### TASK INSTRUCTIONS
Lay out the lines of the listing from its first line through the line holding "note-right-1: L=700mm [1428, 1002, 1595, 1043]", inclusive, as a JSON list of strings with one string per line, omitting blank lines.

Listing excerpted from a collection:
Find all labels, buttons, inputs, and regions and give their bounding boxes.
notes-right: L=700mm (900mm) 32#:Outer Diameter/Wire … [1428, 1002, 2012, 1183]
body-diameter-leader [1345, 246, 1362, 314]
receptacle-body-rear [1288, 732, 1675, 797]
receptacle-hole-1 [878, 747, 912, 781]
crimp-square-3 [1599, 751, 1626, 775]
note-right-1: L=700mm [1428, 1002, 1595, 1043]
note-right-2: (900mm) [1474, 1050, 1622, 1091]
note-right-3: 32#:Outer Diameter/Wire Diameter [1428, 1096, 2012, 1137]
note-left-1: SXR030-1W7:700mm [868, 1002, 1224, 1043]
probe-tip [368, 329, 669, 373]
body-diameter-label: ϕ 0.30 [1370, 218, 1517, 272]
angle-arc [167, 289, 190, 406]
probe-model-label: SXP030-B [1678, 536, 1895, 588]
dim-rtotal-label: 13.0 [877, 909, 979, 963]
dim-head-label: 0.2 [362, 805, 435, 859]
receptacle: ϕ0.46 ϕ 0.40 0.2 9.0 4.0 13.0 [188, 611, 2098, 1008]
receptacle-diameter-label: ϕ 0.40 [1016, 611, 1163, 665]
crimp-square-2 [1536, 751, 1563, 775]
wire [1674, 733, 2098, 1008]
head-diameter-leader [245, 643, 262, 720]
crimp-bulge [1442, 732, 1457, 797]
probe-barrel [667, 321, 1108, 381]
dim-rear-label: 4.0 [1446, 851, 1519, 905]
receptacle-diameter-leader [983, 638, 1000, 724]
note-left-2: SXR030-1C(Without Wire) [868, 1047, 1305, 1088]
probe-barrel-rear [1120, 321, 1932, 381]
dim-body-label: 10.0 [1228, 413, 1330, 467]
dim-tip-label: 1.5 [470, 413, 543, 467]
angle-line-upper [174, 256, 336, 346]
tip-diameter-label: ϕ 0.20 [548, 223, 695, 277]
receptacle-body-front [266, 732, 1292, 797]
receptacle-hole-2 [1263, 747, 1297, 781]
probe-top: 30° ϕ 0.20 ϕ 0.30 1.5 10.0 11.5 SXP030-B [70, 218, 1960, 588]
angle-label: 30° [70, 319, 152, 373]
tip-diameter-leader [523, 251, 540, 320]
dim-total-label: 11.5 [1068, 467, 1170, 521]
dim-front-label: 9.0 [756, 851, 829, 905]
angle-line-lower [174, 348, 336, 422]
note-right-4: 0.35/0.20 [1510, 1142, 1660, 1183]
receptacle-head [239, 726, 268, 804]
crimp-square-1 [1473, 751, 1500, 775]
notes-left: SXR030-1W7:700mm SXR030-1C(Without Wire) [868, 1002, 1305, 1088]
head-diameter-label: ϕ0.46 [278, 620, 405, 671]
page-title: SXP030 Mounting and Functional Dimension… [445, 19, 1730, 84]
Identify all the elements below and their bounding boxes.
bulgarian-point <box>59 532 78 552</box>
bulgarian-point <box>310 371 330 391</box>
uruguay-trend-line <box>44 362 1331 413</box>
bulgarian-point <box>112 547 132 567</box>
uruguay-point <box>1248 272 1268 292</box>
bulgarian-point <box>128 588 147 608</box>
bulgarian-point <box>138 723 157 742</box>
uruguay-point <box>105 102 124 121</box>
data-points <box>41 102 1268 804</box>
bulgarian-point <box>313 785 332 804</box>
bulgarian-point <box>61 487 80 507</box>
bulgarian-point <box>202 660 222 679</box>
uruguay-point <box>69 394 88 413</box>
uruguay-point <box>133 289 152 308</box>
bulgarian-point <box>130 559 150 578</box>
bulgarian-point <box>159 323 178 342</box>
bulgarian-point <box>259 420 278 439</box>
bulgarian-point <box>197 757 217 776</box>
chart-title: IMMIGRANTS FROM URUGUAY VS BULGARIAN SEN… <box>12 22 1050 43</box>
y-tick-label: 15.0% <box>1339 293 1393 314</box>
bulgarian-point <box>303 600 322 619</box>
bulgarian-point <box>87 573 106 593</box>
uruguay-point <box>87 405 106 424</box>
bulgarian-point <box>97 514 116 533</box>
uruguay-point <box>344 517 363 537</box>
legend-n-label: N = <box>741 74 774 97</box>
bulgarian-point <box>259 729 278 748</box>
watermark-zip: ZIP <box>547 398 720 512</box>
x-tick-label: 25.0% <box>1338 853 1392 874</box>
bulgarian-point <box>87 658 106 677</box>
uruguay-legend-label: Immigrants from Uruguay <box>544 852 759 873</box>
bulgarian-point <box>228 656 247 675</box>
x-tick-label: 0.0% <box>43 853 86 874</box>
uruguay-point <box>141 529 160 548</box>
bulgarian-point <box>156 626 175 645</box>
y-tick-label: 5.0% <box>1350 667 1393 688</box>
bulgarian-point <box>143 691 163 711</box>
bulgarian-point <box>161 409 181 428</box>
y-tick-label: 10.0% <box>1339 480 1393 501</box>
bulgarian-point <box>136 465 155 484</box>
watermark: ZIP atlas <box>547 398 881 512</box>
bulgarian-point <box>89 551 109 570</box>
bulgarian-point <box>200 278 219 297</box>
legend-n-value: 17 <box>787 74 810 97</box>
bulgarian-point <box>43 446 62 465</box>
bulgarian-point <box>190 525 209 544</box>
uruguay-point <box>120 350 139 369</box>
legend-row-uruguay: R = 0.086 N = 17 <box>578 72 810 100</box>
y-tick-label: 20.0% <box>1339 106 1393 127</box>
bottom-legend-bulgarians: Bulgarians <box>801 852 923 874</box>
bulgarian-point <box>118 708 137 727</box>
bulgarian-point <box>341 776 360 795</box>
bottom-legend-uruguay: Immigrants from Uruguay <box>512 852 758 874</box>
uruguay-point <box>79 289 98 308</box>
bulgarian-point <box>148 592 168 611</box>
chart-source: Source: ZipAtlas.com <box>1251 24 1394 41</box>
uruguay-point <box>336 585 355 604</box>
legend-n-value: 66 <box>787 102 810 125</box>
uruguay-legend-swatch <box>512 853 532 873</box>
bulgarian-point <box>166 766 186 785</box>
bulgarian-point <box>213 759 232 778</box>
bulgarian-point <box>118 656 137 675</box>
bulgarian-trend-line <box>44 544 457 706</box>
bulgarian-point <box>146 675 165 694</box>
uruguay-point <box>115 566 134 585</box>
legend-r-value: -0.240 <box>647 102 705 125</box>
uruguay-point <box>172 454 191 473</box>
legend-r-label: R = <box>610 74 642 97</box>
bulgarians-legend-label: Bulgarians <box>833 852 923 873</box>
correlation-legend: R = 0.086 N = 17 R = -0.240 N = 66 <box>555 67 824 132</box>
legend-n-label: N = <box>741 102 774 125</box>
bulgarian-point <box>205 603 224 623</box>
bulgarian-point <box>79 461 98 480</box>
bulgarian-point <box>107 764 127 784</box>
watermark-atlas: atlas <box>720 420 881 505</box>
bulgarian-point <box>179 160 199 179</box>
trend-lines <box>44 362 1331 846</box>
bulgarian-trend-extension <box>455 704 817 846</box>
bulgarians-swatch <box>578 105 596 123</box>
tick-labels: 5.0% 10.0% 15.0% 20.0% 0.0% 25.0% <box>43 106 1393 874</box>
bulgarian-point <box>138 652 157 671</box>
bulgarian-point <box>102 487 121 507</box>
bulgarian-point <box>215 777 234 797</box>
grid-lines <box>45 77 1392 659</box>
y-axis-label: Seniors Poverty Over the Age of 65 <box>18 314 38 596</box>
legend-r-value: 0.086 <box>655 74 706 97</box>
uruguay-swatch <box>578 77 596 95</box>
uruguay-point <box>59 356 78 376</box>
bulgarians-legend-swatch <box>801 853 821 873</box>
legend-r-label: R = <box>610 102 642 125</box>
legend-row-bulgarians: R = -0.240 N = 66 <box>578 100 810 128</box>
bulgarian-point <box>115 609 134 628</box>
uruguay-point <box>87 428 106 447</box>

### ANSWER TO THIS PROBLEM
[
  "Find all labels, buttons, inputs, and regions and give their bounding boxes.",
  "notes-right: L=700mm (900mm) 32#:Outer Diameter/Wire … [1428, 1002, 2012, 1183]",
  "body-diameter-leader [1345, 246, 1362, 314]",
  "receptacle-body-rear [1288, 732, 1675, 797]",
  "receptacle-hole-1 [878, 747, 912, 781]",
  "crimp-square-3 [1599, 751, 1626, 775]",
  "note-right-1: L=700mm [1428, 1002, 1595, 1043]"
]